Work to do → Reproduce all the entries exactly and keep the pictures out.

Material for this exercise →

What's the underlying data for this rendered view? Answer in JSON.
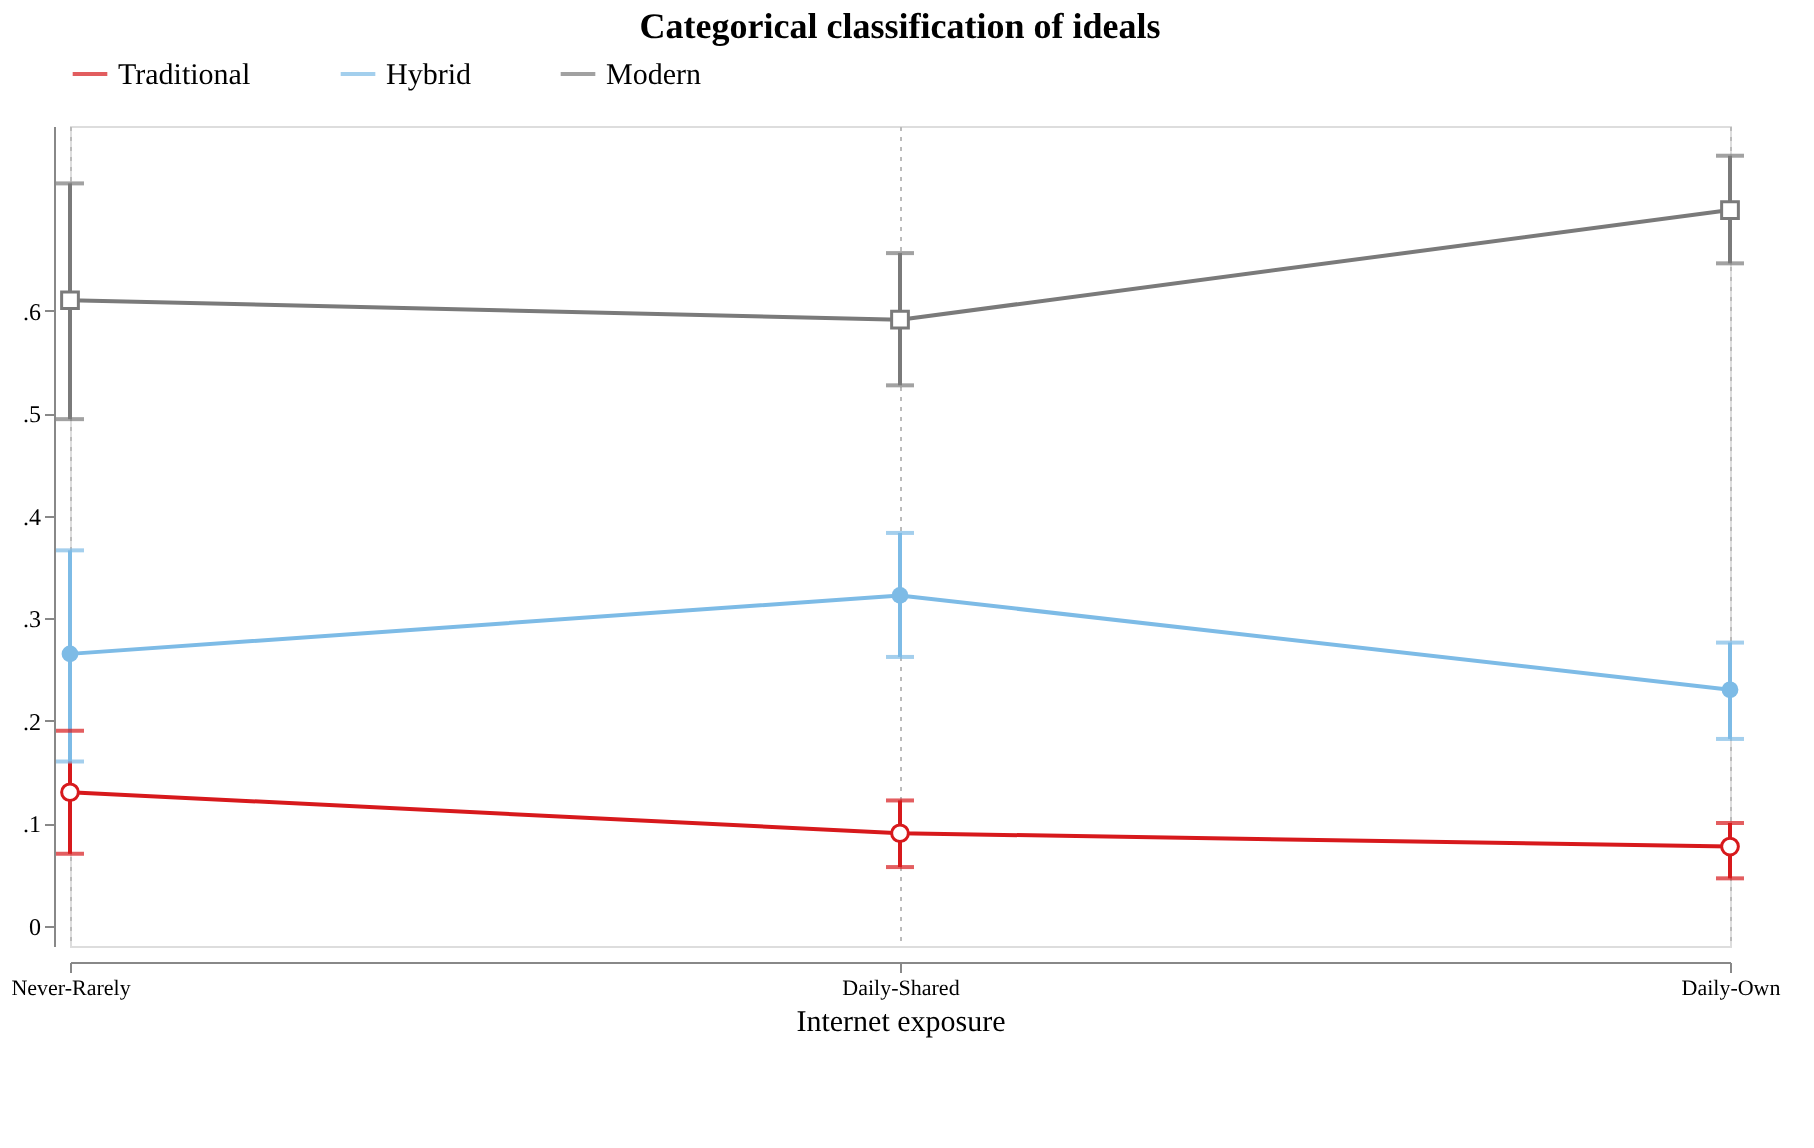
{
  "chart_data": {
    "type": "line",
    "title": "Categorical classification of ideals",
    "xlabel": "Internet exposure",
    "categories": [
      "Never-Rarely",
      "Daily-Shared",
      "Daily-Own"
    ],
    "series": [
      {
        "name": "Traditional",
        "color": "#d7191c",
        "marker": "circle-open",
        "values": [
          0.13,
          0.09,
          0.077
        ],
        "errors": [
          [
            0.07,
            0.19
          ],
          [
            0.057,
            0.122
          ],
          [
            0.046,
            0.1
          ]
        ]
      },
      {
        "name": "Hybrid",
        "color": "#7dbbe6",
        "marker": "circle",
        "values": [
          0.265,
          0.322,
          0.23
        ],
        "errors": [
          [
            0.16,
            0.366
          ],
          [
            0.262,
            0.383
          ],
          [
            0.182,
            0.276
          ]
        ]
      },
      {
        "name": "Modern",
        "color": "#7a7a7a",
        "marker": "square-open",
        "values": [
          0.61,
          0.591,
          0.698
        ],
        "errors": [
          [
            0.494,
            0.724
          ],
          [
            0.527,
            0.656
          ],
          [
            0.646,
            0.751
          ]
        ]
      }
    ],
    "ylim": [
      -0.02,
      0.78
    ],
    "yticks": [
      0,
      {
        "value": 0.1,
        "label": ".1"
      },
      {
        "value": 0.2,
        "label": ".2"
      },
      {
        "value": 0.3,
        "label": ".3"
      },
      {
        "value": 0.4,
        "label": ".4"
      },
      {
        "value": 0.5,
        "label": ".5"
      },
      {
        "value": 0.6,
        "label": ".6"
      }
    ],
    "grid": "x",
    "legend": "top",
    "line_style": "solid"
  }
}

The solution →
What's the underlying data for this rendered view? Answer in JSON.
{
  "chart_data": {
    "type": "line",
    "title": "Categorical classification of ideals",
    "xlabel": "Internet exposure",
    "categories": [
      "Never-Rarely",
      "Daily-Shared",
      "Daily-Own"
    ],
    "series": [
      {
        "name": "Traditional",
        "color": "#d7191c",
        "marker": "circle-open",
        "values": [
          0.13,
          0.09,
          0.077
        ],
        "errors": [
          [
            0.07,
            0.19
          ],
          [
            0.057,
            0.122
          ],
          [
            0.046,
            0.1
          ]
        ]
      },
      {
        "name": "Hybrid",
        "color": "#7dbbe6",
        "marker": "circle",
        "values": [
          0.265,
          0.322,
          0.23
        ],
        "errors": [
          [
            0.16,
            0.366
          ],
          [
            0.262,
            0.383
          ],
          [
            0.182,
            0.276
          ]
        ]
      },
      {
        "name": "Modern",
        "color": "#7a7a7a",
        "marker": "square-open",
        "values": [
          0.61,
          0.591,
          0.698
        ],
        "errors": [
          [
            0.494,
            0.724
          ],
          [
            0.527,
            0.656
          ],
          [
            0.646,
            0.751
          ]
        ]
      }
    ],
    "ylim": [
      -0.02,
      0.78
    ],
    "yticks": [
      0,
      {
        "value": 0.1,
        "label": ".1"
      },
      {
        "value": 0.2,
        "label": ".2"
      },
      {
        "value": 0.3,
        "label": ".3"
      },
      {
        "value": 0.4,
        "label": ".4"
      },
      {
        "value": 0.5,
        "label": ".5"
      },
      {
        "value": 0.6,
        "label": ".6"
      }
    ],
    "grid": "x",
    "legend": "top",
    "line_style": "solid"
  }
}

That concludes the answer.